EXERCISE INSTRUCTIONS → Locate the lines of the listing below that hold "JSON", then copy each of them.

RECORDS FOR PROCESSING →
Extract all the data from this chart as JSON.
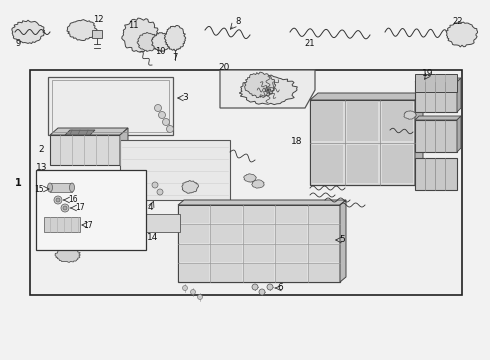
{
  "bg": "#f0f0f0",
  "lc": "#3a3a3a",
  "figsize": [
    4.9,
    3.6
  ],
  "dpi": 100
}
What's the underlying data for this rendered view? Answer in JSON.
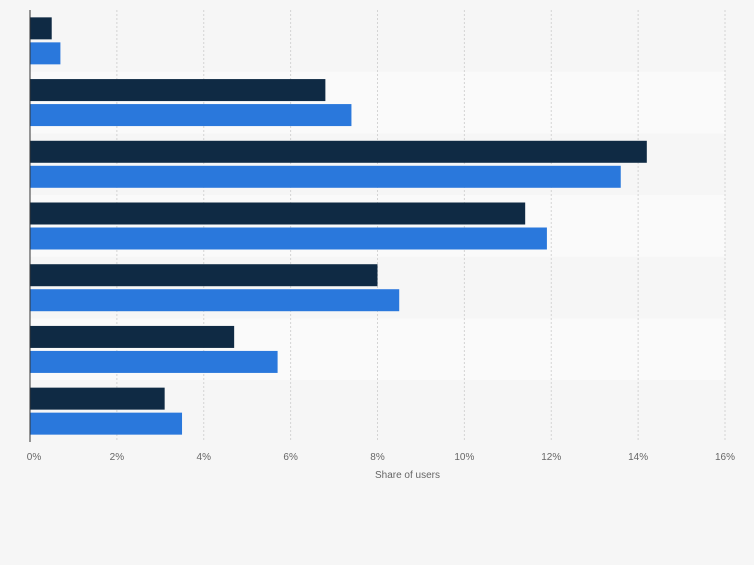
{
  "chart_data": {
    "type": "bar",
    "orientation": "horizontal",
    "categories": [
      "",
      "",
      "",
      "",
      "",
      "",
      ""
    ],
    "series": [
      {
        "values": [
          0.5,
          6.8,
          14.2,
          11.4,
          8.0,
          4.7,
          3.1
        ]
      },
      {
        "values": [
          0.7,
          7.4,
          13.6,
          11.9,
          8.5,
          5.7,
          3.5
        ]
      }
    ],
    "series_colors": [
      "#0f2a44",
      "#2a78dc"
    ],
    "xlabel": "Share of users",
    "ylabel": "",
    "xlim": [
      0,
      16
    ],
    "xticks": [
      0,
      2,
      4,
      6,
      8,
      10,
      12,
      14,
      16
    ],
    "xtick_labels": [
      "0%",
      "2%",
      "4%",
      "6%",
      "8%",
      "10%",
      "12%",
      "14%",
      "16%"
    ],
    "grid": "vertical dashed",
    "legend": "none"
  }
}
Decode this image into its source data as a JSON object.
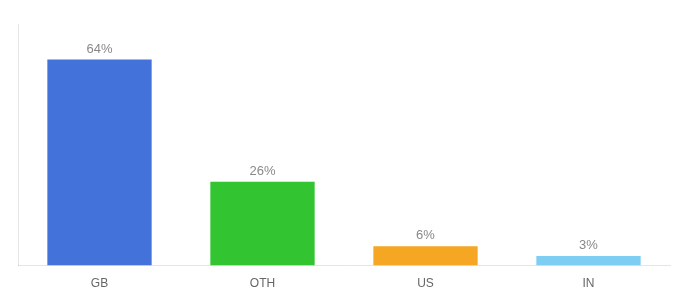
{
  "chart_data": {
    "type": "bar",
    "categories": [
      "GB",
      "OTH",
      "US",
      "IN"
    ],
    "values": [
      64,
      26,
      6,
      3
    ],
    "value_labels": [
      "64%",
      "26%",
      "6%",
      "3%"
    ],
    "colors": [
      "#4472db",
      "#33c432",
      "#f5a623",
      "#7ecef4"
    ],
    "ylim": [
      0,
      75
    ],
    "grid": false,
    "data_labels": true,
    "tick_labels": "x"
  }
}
--
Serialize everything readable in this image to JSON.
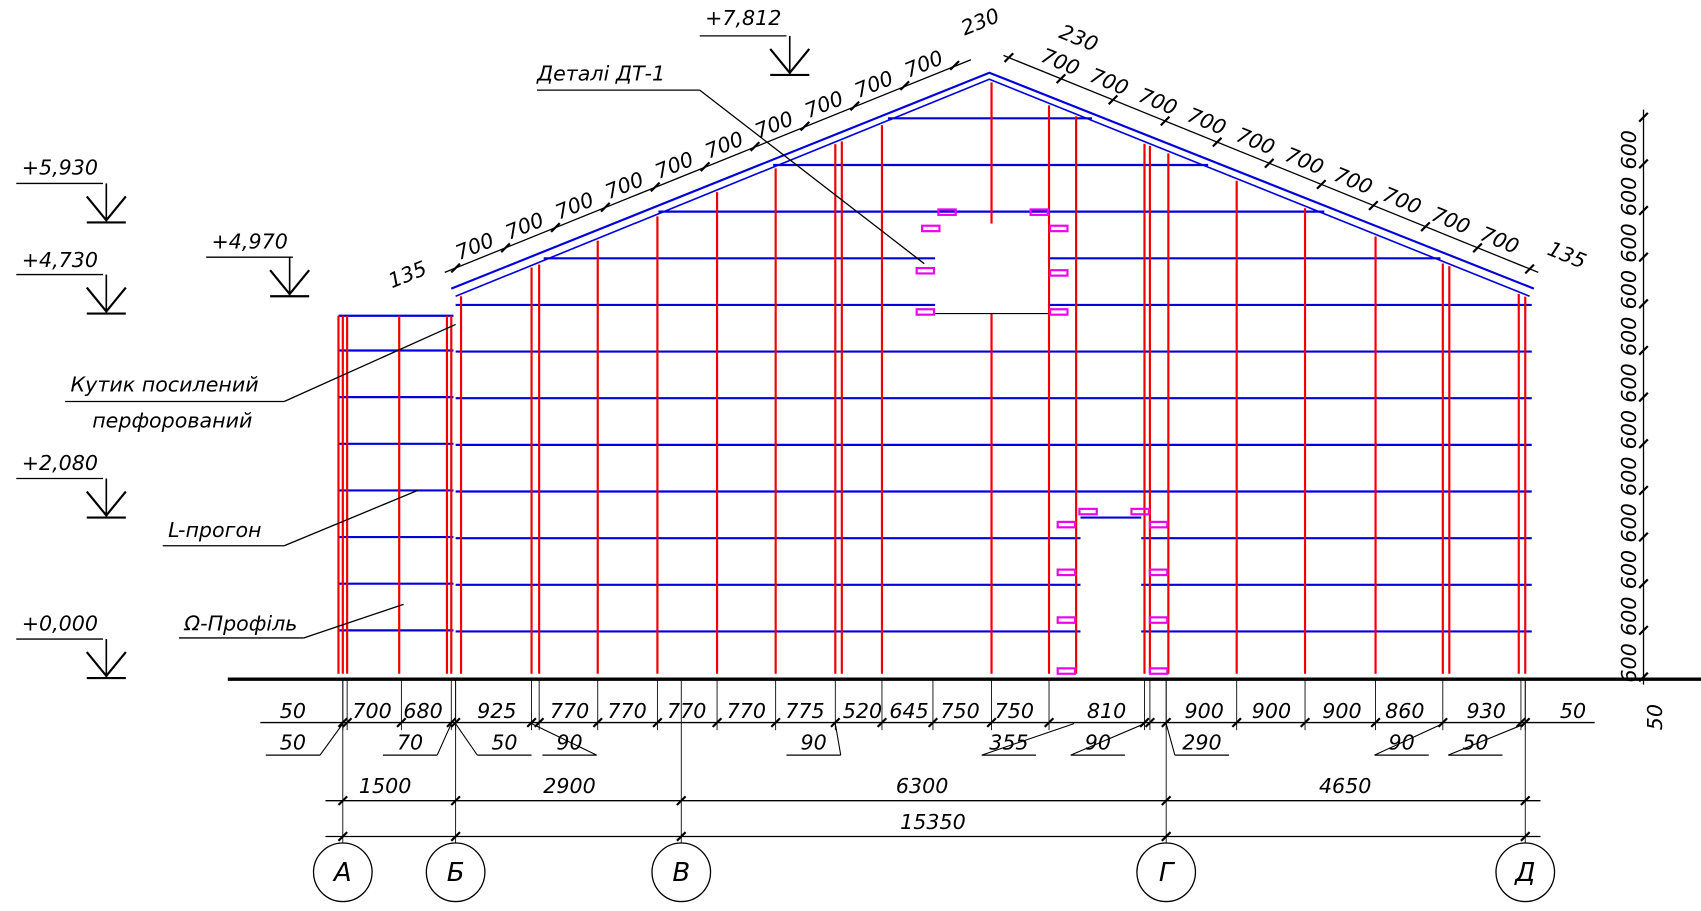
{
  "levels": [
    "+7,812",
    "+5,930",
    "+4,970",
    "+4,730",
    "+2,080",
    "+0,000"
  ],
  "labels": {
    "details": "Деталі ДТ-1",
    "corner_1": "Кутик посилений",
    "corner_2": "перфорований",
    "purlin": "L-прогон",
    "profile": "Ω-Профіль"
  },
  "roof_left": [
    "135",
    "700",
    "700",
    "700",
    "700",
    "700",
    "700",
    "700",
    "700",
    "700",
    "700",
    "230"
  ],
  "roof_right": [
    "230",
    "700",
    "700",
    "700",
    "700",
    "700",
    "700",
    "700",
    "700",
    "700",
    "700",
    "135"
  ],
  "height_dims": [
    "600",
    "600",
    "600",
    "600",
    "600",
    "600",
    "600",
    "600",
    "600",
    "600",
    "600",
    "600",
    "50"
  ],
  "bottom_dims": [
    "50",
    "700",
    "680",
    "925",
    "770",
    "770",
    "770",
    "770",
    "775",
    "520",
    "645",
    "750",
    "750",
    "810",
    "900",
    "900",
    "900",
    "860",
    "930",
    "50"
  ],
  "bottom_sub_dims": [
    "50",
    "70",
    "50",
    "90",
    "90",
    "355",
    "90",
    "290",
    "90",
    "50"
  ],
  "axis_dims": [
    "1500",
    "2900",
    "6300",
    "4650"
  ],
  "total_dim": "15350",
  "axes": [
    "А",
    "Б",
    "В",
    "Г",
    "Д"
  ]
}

RESPONSE FOR THIS EXERCISE →
Extract all the data from this chart as JSON.
What's the underlying data for this rendered view? Answer in JSON.
Decode this image into its source data as a JSON object.
Serialize everything readable in this image to JSON.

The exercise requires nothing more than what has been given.